Extracted data entries:
________________________
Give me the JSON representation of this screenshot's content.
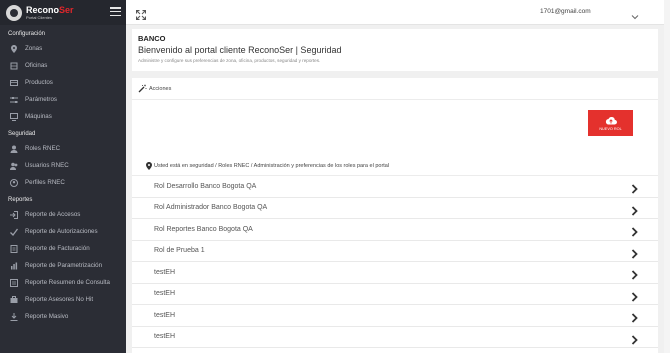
{
  "brand": {
    "name_main": "Recono",
    "name_accent": "Ser",
    "subtitle": "Portal Clientes"
  },
  "sidebar": {
    "sections": [
      {
        "title": "Configuración",
        "items": [
          {
            "label": "Zonas",
            "icon": "map-pin-icon"
          },
          {
            "label": "Oficinas",
            "icon": "office-icon"
          },
          {
            "label": "Productos",
            "icon": "products-icon"
          },
          {
            "label": "Parámetros",
            "icon": "sliders-icon"
          },
          {
            "label": "Máquinas",
            "icon": "machine-icon"
          }
        ]
      },
      {
        "title": "Seguridad",
        "items": [
          {
            "label": "Roles RNEC",
            "icon": "users-icon"
          },
          {
            "label": "Usuarios RNEC",
            "icon": "users-icon"
          },
          {
            "label": "Perfiles RNEC",
            "icon": "profile-icon"
          }
        ]
      },
      {
        "title": "Reportes",
        "items": [
          {
            "label": "Reporte de Accesos",
            "icon": "login-icon"
          },
          {
            "label": "Reporte de Autorizaciones",
            "icon": "check-icon"
          },
          {
            "label": "Reporte de Facturación",
            "icon": "invoice-icon"
          },
          {
            "label": "Reporte de Parametrización",
            "icon": "chart-icon"
          },
          {
            "label": "Reporte Resumen de Consulta",
            "icon": "summary-icon"
          },
          {
            "label": "Reporte Asesores No Hit",
            "icon": "ban-icon"
          },
          {
            "label": "Reporte Masivo",
            "icon": "download-icon"
          }
        ]
      }
    ]
  },
  "topbar": {
    "user_email": "1701@gmail.com"
  },
  "header": {
    "company": "BANCO",
    "title": "Bienvenido al portal cliente ReconoSer | Seguridad",
    "description": "Administre y configure sus preferencias de zona, oficina, productos, seguridad y reportes."
  },
  "actions": {
    "title": "Acciones",
    "new_role_label": "NUEVO ROL"
  },
  "roles": {
    "breadcrumb": "Usted está en seguridad / Roles RNEC / Administración y preferencias de los roles para el portal",
    "items": [
      "Rol Desarrollo Banco Bogota QA",
      "Rol Administrador Banco Bogota QA",
      "Rol Reportes Banco Bogota QA",
      "Rol de Prueba 1",
      "testEH",
      "testEH",
      "testEH",
      "testEH"
    ]
  },
  "colors": {
    "accent": "#e4312d",
    "sidebar_bg": "#2b2d35"
  }
}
________________________
Read through the entries and copy every line that includes "preferencias".

ANSWER IN FULL:
    "description": "Administre y configure sus preferencias de zona, oficina, productos, seguridad y reportes."
    "breadcrumb": "Usted está en seguridad / Roles RNEC / Administración y preferencias de los roles para el portal",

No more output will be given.